*TASK DATA:*
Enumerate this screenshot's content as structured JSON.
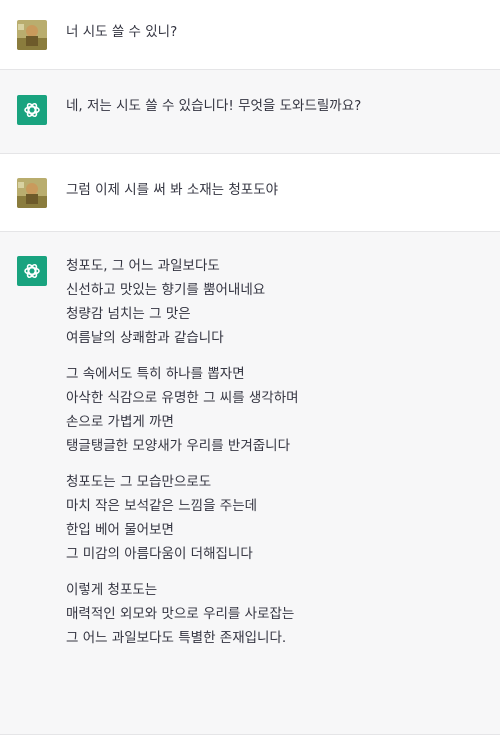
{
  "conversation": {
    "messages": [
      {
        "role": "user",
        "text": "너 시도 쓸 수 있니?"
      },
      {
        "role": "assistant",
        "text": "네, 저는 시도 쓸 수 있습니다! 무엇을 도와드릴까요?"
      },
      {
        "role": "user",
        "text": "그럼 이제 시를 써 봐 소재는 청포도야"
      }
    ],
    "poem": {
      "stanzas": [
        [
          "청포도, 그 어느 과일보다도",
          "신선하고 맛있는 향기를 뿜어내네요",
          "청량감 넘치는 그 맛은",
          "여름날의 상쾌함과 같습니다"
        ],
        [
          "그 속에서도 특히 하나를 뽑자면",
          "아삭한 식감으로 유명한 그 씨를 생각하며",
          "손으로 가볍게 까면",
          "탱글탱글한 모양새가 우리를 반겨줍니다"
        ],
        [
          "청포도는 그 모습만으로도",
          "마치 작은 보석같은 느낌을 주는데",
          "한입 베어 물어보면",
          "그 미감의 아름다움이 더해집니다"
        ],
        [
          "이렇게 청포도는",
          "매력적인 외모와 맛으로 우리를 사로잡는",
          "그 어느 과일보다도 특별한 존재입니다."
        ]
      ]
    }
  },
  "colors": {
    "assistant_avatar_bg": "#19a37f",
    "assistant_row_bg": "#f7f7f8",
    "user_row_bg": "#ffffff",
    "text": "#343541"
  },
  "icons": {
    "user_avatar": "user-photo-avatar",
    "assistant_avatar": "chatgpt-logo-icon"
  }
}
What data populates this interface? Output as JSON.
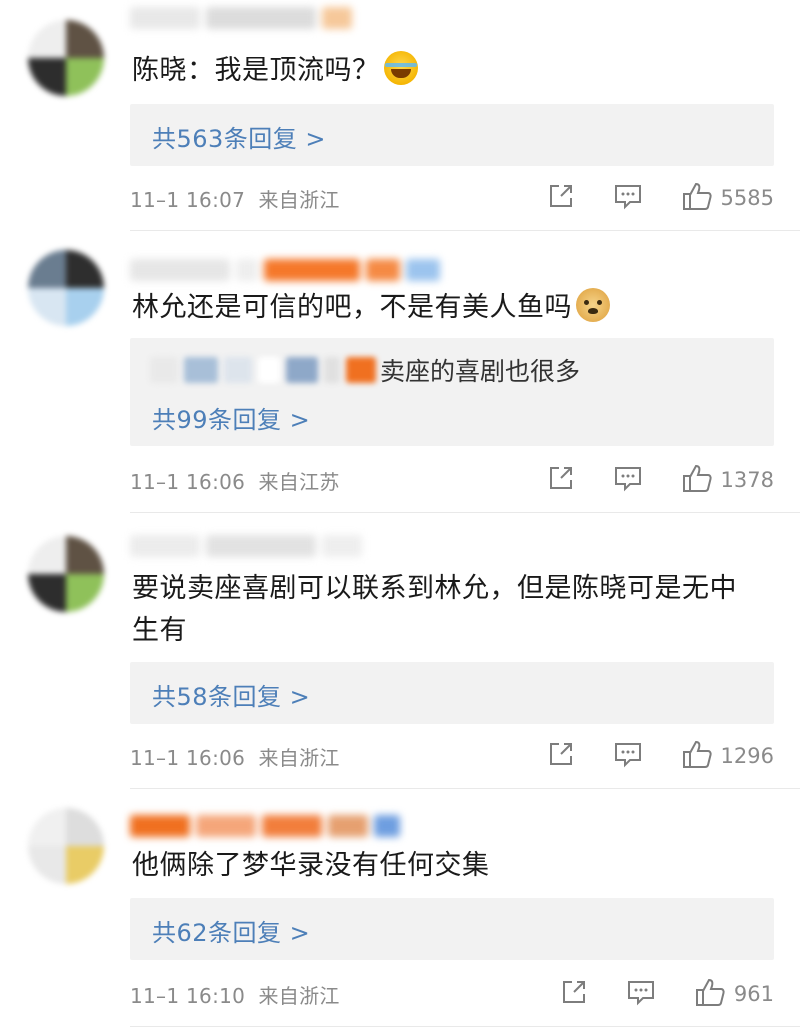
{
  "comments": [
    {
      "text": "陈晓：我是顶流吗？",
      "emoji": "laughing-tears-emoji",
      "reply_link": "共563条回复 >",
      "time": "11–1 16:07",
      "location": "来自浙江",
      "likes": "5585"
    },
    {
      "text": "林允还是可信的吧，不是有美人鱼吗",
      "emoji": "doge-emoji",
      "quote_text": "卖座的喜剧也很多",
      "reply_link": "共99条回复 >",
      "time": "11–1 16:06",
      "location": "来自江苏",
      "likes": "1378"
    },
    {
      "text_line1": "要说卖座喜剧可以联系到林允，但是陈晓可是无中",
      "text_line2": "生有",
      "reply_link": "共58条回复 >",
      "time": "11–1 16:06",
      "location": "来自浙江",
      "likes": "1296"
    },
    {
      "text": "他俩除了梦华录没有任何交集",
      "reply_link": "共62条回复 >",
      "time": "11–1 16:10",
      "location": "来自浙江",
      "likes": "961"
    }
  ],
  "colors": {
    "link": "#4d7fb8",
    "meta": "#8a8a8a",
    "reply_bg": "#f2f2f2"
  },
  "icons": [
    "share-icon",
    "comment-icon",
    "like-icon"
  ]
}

*TO BE DONE:*
Copy every record above exactly as written, but leave out the pictures.

*TASK SOLUTION:*
Enumerate this screenshot's content as structured JSON.
{
  "conversation": {
    "messages": [
      {
        "role": "user",
        "text": "너 시도 쓸 수 있니?"
      },
      {
        "role": "assistant",
        "text": "네, 저는 시도 쓸 수 있습니다! 무엇을 도와드릴까요?"
      },
      {
        "role": "user",
        "text": "그럼 이제 시를 써 봐 소재는 청포도야"
      }
    ],
    "poem": {
      "stanzas": [
        [
          "청포도, 그 어느 과일보다도",
          "신선하고 맛있는 향기를 뿜어내네요",
          "청량감 넘치는 그 맛은",
          "여름날의 상쾌함과 같습니다"
        ],
        [
          "그 속에서도 특히 하나를 뽑자면",
          "아삭한 식감으로 유명한 그 씨를 생각하며",
          "손으로 가볍게 까면",
          "탱글탱글한 모양새가 우리를 반겨줍니다"
        ],
        [
          "청포도는 그 모습만으로도",
          "마치 작은 보석같은 느낌을 주는데",
          "한입 베어 물어보면",
          "그 미감의 아름다움이 더해집니다"
        ],
        [
          "이렇게 청포도는",
          "매력적인 외모와 맛으로 우리를 사로잡는",
          "그 어느 과일보다도 특별한 존재입니다."
        ]
      ]
    }
  },
  "colors": {
    "assistant_avatar_bg": "#19a37f",
    "assistant_row_bg": "#f7f7f8",
    "user_row_bg": "#ffffff",
    "text": "#343541"
  },
  "icons": {
    "user_avatar": "user-photo-avatar",
    "assistant_avatar": "chatgpt-logo-icon"
  }
}
What data populates this interface? Output as JSON.
{
  "comments": [
    {
      "text": "陈晓：我是顶流吗？",
      "emoji": "laughing-tears-emoji",
      "reply_link": "共563条回复 >",
      "time": "11–1 16:07",
      "location": "来自浙江",
      "likes": "5585"
    },
    {
      "text": "林允还是可信的吧，不是有美人鱼吗",
      "emoji": "doge-emoji",
      "quote_text": "卖座的喜剧也很多",
      "reply_link": "共99条回复 >",
      "time": "11–1 16:06",
      "location": "来自江苏",
      "likes": "1378"
    },
    {
      "text_line1": "要说卖座喜剧可以联系到林允，但是陈晓可是无中",
      "text_line2": "生有",
      "reply_link": "共58条回复 >",
      "time": "11–1 16:06",
      "location": "来自浙江",
      "likes": "1296"
    },
    {
      "text": "他俩除了梦华录没有任何交集",
      "reply_link": "共62条回复 >",
      "time": "11–1 16:10",
      "location": "来自浙江",
      "likes": "961"
    }
  ],
  "colors": {
    "link": "#4d7fb8",
    "meta": "#8a8a8a",
    "reply_bg": "#f2f2f2"
  },
  "icons": [
    "share-icon",
    "comment-icon",
    "like-icon"
  ]
}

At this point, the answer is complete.